• _Work to do_: Count every line of the listing where the string "xlabel" occurs, and reply with the count alone.

** BEGIN Available data **

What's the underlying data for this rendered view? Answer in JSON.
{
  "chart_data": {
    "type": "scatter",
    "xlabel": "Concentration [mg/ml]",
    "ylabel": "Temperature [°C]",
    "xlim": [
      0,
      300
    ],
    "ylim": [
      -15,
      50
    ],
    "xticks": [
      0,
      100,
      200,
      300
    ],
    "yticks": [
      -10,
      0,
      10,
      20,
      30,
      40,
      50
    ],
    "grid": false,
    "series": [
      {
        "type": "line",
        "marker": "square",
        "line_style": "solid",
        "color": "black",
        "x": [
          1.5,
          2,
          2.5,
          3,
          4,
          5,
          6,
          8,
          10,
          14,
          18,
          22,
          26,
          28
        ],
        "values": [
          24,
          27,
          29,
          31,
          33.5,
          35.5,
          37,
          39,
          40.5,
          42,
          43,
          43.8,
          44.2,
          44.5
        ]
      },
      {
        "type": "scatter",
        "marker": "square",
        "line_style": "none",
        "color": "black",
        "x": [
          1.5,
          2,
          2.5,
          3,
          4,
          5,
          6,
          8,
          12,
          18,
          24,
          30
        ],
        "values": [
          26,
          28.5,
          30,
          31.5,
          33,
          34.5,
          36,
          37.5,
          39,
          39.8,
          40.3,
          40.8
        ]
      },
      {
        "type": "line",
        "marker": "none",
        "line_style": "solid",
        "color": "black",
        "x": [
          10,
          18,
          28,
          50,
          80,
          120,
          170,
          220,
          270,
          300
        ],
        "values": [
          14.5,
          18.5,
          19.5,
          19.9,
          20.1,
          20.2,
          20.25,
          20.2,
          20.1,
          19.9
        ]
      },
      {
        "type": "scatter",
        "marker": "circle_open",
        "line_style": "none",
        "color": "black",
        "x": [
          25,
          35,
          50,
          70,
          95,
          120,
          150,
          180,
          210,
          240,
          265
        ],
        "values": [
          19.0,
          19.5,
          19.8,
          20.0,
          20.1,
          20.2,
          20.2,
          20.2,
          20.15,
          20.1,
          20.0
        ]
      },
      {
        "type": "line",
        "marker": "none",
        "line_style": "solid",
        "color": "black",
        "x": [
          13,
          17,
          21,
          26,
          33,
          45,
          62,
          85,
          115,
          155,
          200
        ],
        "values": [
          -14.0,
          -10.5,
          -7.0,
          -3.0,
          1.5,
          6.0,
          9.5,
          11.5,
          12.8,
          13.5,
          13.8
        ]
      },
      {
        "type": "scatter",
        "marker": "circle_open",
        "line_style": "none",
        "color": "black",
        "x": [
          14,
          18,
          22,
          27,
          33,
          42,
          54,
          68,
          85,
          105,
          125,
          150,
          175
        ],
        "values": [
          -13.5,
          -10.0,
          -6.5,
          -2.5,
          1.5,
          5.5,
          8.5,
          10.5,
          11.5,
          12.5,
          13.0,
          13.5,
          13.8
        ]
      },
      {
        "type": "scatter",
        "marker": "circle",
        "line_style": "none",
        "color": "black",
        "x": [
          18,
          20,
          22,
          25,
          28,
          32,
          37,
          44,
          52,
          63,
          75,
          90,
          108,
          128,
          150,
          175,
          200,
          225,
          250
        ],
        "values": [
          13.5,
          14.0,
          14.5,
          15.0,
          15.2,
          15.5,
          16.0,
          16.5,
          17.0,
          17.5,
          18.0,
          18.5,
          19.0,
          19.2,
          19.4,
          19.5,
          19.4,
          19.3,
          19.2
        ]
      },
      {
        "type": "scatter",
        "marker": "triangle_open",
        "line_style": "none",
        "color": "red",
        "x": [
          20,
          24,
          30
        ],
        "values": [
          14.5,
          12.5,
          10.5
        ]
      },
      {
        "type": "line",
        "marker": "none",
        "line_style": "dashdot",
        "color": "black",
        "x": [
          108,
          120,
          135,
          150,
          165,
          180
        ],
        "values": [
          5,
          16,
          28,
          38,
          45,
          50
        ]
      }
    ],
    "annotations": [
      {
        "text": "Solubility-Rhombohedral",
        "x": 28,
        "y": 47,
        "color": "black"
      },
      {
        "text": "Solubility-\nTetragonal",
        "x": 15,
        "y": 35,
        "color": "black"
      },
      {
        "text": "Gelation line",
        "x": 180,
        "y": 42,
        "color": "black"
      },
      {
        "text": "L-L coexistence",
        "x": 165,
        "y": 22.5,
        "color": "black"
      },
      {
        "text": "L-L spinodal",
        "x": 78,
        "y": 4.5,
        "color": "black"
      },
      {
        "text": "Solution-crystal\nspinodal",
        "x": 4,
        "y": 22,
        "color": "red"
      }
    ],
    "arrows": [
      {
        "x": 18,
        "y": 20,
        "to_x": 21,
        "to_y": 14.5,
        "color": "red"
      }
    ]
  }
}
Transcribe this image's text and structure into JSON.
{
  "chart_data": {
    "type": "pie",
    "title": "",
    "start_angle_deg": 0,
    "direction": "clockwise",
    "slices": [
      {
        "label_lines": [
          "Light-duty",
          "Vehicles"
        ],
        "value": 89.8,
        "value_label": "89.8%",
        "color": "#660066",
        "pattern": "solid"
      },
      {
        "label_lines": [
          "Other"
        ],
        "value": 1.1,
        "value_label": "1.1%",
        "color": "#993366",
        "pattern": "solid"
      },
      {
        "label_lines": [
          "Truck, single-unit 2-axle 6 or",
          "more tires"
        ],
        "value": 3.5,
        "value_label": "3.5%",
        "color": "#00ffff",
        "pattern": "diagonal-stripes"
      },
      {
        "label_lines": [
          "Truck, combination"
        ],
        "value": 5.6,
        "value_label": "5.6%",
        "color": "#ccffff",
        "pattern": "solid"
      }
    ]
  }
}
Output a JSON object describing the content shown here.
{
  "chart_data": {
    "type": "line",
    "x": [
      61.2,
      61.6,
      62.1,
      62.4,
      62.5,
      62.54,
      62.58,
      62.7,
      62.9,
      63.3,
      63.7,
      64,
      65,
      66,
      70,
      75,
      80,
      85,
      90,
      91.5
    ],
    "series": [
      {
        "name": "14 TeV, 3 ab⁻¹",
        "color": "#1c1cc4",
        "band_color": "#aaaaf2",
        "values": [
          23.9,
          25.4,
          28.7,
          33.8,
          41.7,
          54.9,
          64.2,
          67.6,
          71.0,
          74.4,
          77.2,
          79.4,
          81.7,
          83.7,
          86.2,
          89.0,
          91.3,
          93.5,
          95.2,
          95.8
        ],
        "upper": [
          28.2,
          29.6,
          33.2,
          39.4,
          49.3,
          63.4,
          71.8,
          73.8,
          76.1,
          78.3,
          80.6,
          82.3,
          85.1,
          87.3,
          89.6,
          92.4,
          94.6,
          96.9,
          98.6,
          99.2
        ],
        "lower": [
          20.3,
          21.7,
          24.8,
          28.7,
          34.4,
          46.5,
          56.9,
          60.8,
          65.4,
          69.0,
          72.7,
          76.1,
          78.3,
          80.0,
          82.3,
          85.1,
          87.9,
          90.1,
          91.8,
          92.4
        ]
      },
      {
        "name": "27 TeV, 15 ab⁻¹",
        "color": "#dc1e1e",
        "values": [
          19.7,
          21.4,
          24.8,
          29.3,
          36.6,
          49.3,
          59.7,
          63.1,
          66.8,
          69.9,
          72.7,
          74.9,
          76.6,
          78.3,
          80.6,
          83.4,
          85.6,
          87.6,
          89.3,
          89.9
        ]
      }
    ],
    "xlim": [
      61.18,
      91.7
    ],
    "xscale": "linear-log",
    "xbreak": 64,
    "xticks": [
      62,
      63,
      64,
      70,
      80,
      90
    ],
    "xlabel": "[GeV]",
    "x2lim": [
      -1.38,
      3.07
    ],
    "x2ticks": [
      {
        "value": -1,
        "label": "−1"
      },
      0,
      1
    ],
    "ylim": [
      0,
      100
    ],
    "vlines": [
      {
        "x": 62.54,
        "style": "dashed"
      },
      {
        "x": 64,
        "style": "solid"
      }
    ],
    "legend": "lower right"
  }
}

** END Available data **

• _Result of the exercise_: 2